----- MATERIALS PROVIDED

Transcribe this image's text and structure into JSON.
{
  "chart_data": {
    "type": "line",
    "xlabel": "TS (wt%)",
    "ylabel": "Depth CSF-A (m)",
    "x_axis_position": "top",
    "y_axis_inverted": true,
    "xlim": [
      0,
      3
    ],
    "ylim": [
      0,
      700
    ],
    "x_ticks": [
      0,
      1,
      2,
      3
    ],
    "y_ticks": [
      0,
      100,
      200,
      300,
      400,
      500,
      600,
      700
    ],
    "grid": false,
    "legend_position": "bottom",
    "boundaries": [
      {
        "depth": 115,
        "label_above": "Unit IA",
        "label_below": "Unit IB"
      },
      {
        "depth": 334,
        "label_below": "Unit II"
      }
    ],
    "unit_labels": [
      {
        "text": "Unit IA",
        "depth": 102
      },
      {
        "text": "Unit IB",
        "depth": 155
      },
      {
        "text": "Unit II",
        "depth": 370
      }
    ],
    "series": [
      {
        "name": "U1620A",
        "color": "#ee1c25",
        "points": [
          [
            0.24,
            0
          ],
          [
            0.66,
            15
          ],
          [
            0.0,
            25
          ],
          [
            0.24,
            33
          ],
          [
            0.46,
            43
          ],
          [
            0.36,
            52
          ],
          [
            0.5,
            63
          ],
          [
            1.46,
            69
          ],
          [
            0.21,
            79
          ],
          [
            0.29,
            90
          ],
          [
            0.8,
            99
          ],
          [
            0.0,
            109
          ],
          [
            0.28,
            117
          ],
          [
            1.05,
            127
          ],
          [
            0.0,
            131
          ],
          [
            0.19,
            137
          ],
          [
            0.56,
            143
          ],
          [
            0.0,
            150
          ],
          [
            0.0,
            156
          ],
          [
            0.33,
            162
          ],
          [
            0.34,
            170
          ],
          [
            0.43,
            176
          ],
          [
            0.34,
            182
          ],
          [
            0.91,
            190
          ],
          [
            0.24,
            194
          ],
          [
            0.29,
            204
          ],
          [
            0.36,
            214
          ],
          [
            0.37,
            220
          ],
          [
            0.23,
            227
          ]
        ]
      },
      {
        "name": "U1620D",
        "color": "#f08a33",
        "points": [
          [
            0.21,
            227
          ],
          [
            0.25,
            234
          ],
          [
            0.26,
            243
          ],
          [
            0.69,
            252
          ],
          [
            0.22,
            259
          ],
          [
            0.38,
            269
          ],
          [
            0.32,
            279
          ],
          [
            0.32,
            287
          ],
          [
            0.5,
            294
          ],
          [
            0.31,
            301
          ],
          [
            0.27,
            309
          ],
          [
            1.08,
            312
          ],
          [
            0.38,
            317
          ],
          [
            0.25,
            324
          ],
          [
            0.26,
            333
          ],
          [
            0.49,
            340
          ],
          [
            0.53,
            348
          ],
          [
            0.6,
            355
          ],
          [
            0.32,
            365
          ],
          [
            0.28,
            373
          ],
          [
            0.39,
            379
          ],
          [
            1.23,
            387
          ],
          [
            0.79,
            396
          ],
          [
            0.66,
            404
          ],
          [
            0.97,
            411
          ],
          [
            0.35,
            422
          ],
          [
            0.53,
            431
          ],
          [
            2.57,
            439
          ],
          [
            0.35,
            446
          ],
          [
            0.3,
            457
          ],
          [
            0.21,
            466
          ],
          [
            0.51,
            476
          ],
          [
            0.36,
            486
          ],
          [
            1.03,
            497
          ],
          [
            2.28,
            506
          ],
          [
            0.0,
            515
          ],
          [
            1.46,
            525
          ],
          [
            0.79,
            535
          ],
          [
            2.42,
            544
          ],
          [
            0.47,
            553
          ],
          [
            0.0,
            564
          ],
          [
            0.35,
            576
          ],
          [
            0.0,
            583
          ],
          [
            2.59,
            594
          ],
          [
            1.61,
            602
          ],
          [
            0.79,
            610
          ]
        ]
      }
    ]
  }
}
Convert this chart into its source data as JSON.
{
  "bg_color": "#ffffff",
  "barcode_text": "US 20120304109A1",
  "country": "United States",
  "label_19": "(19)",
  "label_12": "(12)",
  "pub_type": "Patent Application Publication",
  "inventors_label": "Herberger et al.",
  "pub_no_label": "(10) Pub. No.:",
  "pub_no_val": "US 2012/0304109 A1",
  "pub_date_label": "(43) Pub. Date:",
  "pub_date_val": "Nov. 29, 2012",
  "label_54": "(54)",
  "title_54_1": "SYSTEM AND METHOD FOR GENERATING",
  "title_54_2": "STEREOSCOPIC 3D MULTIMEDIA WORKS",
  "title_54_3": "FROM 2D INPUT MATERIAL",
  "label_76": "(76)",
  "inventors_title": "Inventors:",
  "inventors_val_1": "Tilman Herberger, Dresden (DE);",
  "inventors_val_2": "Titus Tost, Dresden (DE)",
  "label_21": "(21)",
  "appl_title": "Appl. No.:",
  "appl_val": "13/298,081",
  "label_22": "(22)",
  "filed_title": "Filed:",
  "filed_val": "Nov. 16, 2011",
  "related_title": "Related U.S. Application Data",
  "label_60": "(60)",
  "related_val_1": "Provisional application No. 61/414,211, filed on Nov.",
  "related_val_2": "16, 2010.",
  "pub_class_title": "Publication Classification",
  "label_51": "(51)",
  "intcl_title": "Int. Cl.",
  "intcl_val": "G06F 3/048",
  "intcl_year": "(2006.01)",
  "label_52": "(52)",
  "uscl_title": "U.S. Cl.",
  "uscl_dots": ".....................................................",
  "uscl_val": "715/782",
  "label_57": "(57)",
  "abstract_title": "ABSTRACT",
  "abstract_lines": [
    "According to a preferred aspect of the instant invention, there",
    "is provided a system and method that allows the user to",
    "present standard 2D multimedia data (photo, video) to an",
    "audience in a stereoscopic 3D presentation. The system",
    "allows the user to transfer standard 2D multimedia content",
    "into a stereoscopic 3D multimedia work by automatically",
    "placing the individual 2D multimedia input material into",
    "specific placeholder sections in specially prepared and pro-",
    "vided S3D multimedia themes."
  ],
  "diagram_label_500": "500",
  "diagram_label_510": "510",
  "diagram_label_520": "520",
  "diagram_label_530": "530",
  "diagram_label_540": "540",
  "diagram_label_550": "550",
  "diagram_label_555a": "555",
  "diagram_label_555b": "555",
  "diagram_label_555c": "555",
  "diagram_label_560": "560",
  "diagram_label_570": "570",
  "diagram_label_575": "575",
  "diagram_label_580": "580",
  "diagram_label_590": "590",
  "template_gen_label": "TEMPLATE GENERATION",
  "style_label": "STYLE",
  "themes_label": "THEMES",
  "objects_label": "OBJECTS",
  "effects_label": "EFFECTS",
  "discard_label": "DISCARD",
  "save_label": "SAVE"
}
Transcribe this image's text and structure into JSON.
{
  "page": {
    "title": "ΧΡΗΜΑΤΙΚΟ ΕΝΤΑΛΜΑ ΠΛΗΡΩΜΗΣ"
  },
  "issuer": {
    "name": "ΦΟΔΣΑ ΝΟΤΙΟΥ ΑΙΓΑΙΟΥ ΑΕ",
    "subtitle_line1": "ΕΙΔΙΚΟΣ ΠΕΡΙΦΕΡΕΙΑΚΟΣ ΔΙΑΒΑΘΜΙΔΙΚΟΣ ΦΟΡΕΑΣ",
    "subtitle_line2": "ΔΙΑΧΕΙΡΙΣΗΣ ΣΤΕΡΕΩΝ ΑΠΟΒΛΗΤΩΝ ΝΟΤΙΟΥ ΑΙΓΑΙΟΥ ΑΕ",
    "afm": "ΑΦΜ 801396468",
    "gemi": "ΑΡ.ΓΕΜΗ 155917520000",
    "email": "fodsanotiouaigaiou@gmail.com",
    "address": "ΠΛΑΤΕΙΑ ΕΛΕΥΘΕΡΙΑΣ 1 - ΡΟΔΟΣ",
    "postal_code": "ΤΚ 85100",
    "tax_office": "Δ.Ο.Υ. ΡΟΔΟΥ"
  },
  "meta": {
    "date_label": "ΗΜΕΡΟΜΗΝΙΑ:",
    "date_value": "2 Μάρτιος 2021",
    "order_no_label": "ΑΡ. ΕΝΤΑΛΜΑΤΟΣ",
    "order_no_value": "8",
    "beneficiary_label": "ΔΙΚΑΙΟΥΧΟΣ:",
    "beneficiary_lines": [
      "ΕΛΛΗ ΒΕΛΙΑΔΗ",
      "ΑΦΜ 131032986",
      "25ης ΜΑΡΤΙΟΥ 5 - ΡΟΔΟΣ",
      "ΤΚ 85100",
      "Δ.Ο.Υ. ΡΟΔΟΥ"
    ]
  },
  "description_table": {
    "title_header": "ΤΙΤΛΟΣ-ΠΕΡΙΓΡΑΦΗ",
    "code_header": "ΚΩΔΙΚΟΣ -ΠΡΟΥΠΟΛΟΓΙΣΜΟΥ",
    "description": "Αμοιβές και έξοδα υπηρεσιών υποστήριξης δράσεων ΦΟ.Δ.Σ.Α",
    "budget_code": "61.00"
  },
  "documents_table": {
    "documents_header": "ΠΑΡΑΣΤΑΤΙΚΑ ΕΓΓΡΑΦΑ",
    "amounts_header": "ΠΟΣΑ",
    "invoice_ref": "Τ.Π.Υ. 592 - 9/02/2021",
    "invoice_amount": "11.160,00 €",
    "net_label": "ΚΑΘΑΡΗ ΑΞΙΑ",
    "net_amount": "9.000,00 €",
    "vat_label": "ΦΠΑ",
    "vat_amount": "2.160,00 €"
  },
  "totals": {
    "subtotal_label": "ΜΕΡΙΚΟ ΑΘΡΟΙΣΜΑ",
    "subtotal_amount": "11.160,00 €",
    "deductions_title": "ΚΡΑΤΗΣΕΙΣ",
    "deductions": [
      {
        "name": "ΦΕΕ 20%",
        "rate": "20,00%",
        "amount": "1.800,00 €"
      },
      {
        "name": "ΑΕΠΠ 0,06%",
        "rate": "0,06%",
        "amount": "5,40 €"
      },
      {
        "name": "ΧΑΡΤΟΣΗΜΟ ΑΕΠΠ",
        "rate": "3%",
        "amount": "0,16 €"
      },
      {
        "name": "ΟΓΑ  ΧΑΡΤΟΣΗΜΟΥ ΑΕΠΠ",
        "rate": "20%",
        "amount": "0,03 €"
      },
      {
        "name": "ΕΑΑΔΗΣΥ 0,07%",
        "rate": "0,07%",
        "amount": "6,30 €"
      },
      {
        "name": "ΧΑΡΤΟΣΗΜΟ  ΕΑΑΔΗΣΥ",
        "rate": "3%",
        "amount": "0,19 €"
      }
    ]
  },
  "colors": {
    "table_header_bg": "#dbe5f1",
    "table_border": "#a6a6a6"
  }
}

----------

## REQUIREMENTS:
Identify each line in the records above that contains the word "ΡΟΔΟΣ", and copy it out in full.

## THE ANSWER:
    "address": "ΠΛΑΤΕΙΑ ΕΛΕΥΘΕΡΙΑΣ 1 - ΡΟΔΟΣ",
      "25ης ΜΑΡΤΙΟΥ 5 - ΡΟΔΟΣ",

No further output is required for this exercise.